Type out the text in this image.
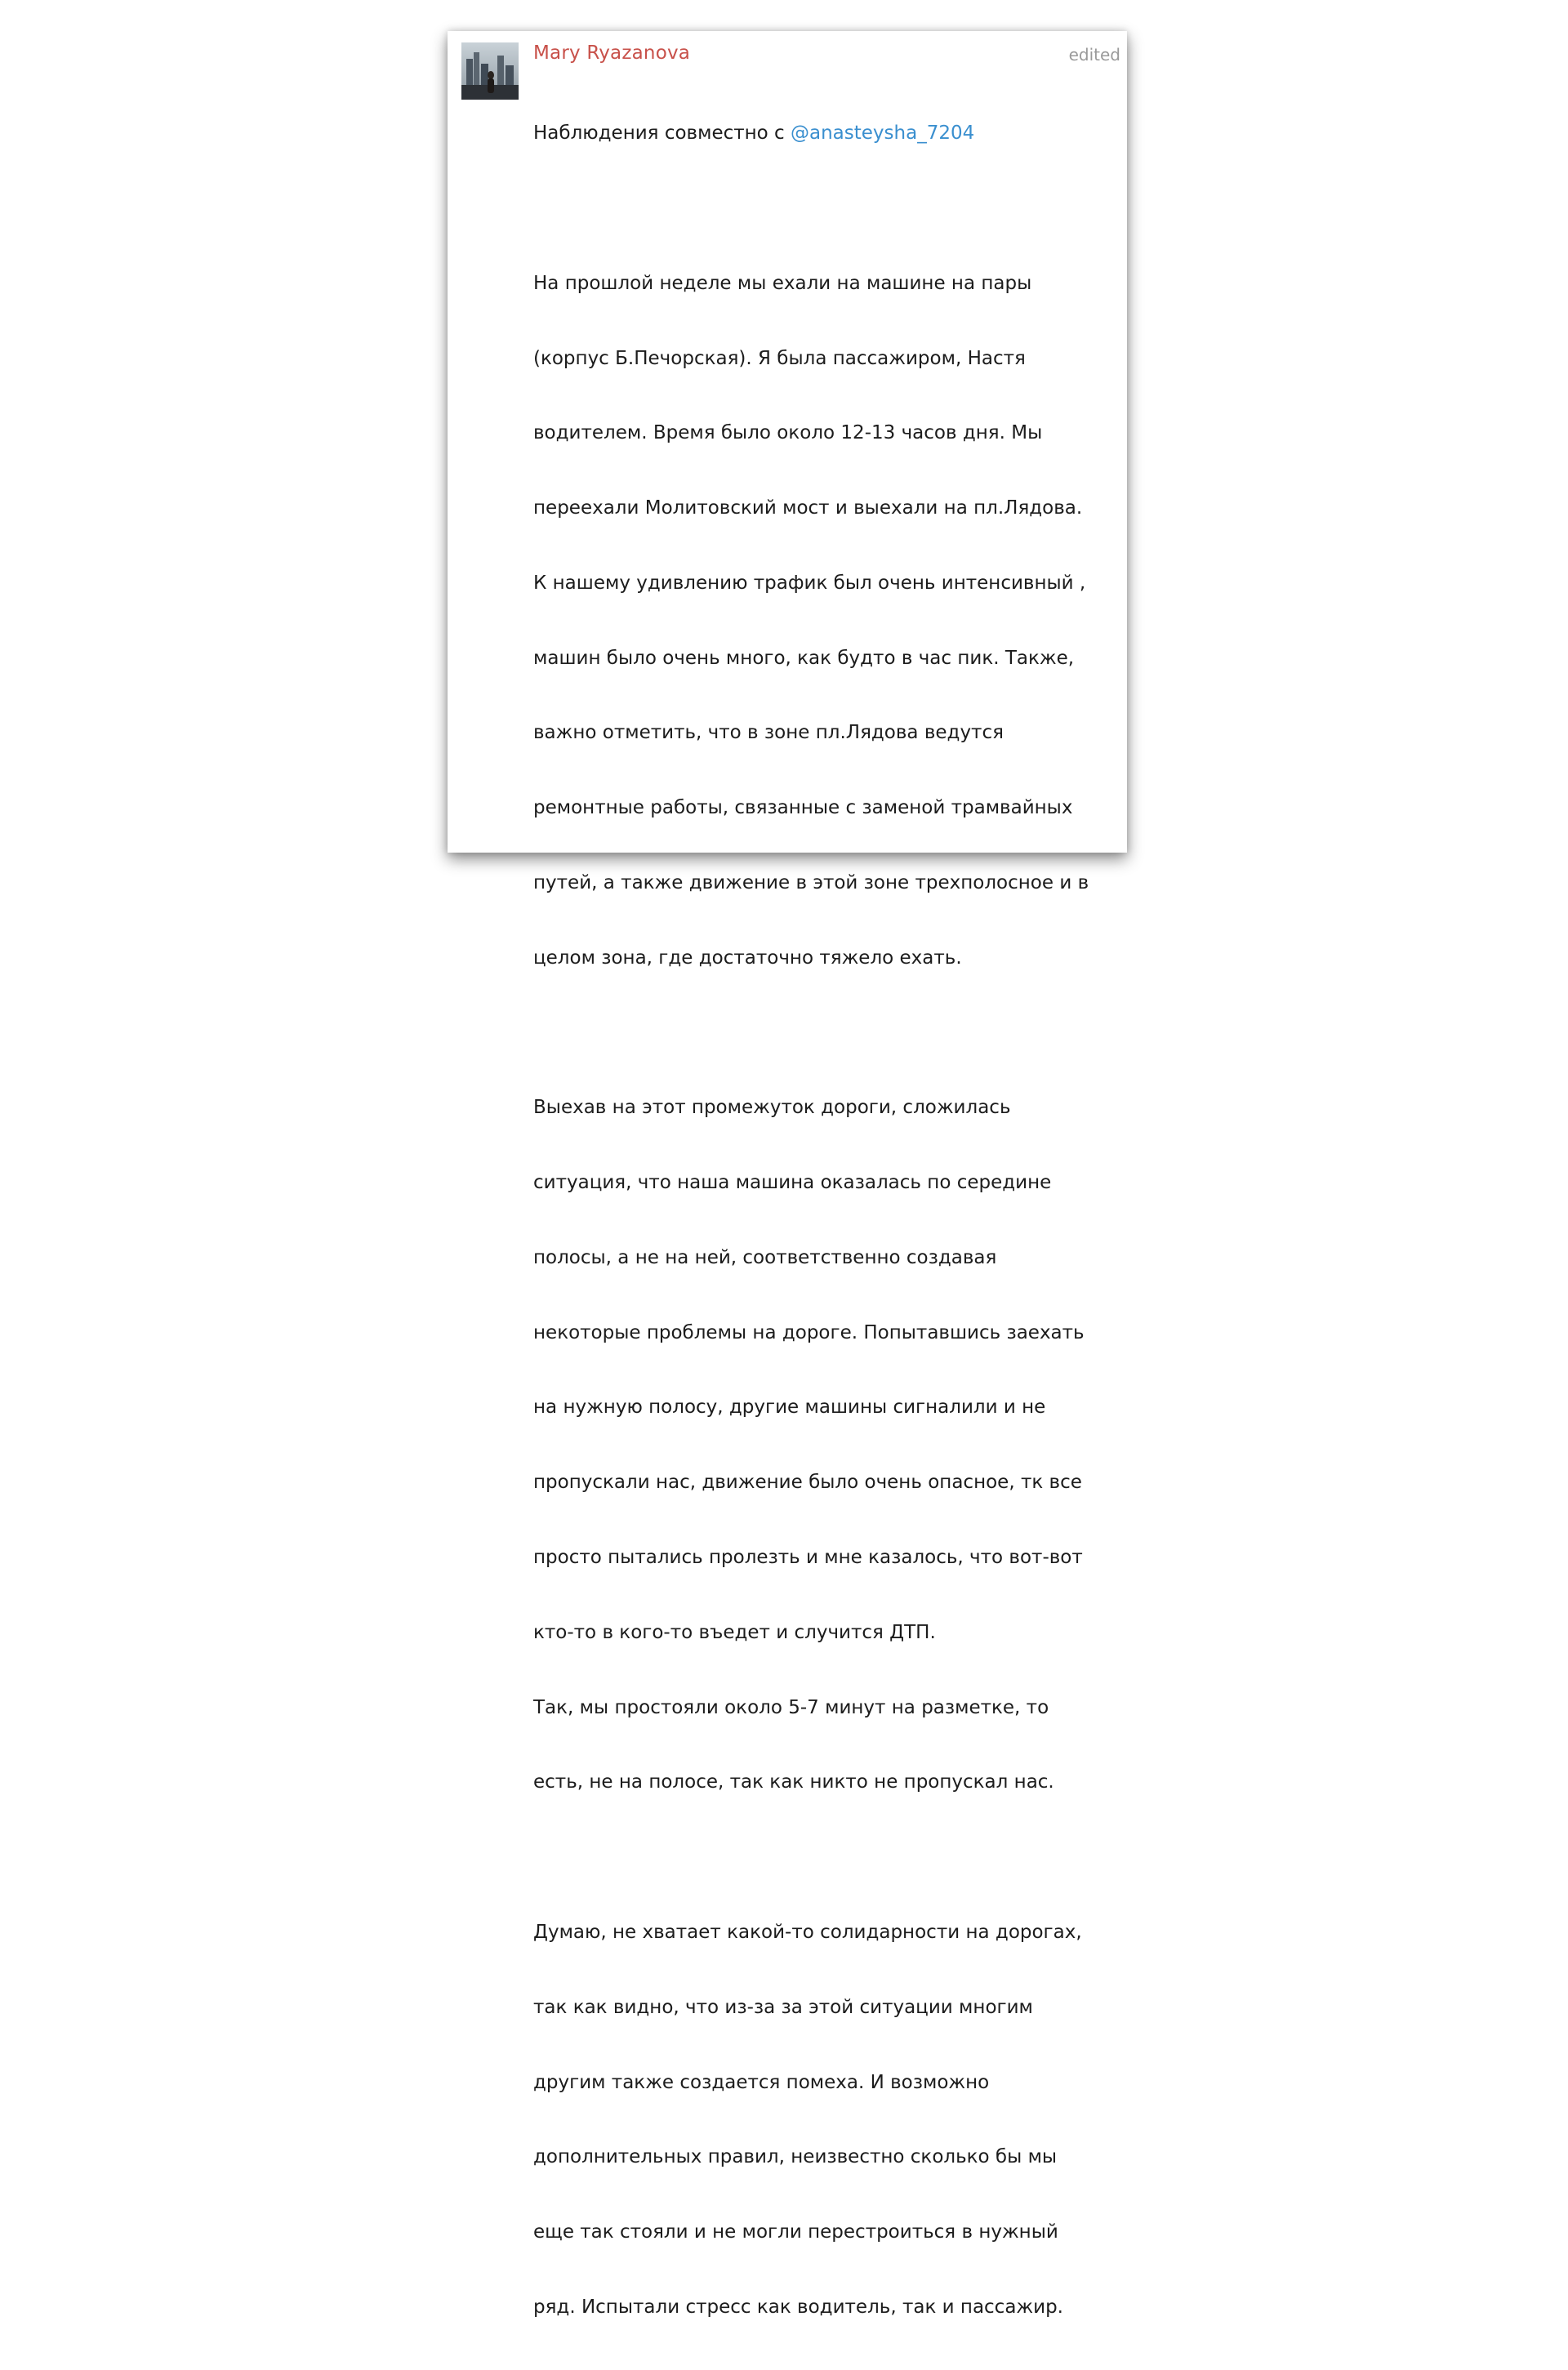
Mary Ryazanova	edited

Наблюдения совместно с @anasteysha_7204

На прошлой неделе мы ехали на машине на пары

(корпус Б.Печорская). Я была пассажиром, Настя

водителем. Время было около 12-13 часов дня. Мы

переехали Молитовский мост и выехали на пл.Лядова.

К нашему удивлению трафик был очень интенсивный ,

машин было очень много, как будто в час пик. Также,

важно отметить, что в зоне пл.Лядова ведутся

ремонтные работы, связанные с заменой трамвайных

путей, а также движение в этой зоне трехполосное и в

целом зона, где достаточно тяжело ехать.

Выехав на этот промежуток дороги, сложилась

ситуация, что наша машина оказалась по середине

полосы, а не на ней, соответственно создавая

некоторые проблемы на дороге. Попытавшись заехать

на нужную полосу, другие машины сигналили и не

пропускали нас, движение было очень опасное, тк все

просто пытались пролезть и мне казалось, что вот-вот

кто-то в кого-то въедет и случится ДТП.

Так, мы простояли около 5-7 минут на разметке, то

есть, не на полосе, так как никто не пропускал нас.

Думаю, не хватает какой-то солидарности на дорогах,

так как видно, что из-за за этой ситуации многим

другим также создается помеха. И возможно

дополнительных правил, неизвестно сколько бы мы

еще так стояли и не могли перестроиться в нужный

ряд. Испытали стресс как водитель, так и пассажир.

* Work required:
Write the entries above out in full, exactly, with no images.

* Response to this task:
Type out the text in this image.
Mary Ryazanova	edited

Наблюдения совместно с @anasteysha_7204

На прошлой неделе мы ехали на машине на пары

(корпус Б.Печорская). Я была пассажиром, Настя

водителем. Время было около 12-13 часов дня. Мы

переехали Молитовский мост и выехали на пл.Лядова.

К нашему удивлению трафик был очень интенсивный ,

машин было очень много, как будто в час пик. Также,

важно отметить, что в зоне пл.Лядова ведутся

ремонтные работы, связанные с заменой трамвайных

путей, а также движение в этой зоне трехполосное и в

целом зона, где достаточно тяжело ехать.

Выехав на этот промежуток дороги, сложилась

ситуация, что наша машина оказалась по середине

полосы, а не на ней, соответственно создавая

некоторые проблемы на дороге. Попытавшись заехать

на нужную полосу, другие машины сигналили и не

пропускали нас, движение было очень опасное, тк все

просто пытались пролезть и мне казалось, что вот-вот

кто-то в кого-то въедет и случится ДТП.

Так, мы простояли около 5-7 минут на разметке, то

есть, не на полосе, так как никто не пропускал нас.

Думаю, не хватает какой-то солидарности на дорогах,

так как видно, что из-за за этой ситуации многим

другим также создается помеха. И возможно

дополнительных правил, неизвестно сколько бы мы

еще так стояли и не могли перестроиться в нужный

ряд. Испытали стресс как водитель, так и пассажир.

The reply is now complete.